> _Given task_
Duplicate the rows verbatim, from the start through the line containing "The cushion material 14 is at (262, 268).", inclusive.

• • • • •

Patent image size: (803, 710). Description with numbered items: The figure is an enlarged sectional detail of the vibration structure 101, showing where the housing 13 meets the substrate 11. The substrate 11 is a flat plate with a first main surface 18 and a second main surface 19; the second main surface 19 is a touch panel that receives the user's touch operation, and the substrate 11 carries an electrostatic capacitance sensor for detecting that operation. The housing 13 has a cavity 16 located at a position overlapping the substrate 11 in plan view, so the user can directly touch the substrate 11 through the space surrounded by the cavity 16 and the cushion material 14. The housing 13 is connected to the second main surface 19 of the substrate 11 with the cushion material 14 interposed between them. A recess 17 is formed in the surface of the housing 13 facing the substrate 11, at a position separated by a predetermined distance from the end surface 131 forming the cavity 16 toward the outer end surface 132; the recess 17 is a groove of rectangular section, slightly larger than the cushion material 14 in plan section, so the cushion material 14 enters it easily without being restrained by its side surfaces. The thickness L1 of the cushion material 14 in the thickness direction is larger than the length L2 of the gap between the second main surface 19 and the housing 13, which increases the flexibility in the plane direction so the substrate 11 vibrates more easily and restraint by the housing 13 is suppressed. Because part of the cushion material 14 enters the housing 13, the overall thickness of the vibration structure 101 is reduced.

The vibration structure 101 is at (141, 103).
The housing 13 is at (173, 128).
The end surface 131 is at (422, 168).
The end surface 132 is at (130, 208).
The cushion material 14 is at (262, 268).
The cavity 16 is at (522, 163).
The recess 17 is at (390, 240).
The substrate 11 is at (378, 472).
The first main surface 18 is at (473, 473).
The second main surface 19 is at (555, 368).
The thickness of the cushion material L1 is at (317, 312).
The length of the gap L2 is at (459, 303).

• • • • •

> _Solution to this problem_
Patent image size: (803, 710). Description with numbered items: The figure is an enlarged sectional detail of the vibration structure 101, showing where the housing 13 meets the substrate 11. The substrate 11 is a flat plate with a first main surface 18 and a second main surface 19; the second main surface 19 is a touch panel that receives the user's touch operation, and the substrate 11 carries an electrostatic capacitance sensor for detecting that operation. The housing 13 has a cavity 16 located at a position overlapping the substrate 11 in plan view, so the user can directly touch the substrate 11 through the space surrounded by the cavity 16 and the cushion material 14. The housing 13 is connected to the second main surface 19 of the substrate 11 with the cushion material 14 interposed between them. A recess 17 is formed in the surface of the housing 13 facing the substrate 11, at a position separated by a predetermined distance from the end surface 131 forming the cavity 16 toward the outer end surface 132; the recess 17 is a groove of rectangular section, slightly larger than the cushion material 14 in plan section, so the cushion material 14 enters it easily without being restrained by its side surfaces. The thickness L1 of the cushion material 14 in the thickness direction is larger than the length L2 of the gap between the second main surface 19 and the housing 13, which increases the flexibility in the plane direction so the substrate 11 vibrates more easily and restraint by the housing 13 is suppressed. Because part of the cushion material 14 enters the housing 13, the overall thickness of the vibration structure 101 is reduced.

The vibration structure 101 is at (141, 103).
The housing 13 is at (173, 128).
The end surface 131 is at (422, 168).
The end surface 132 is at (130, 208).
The cushion material 14 is at (262, 268).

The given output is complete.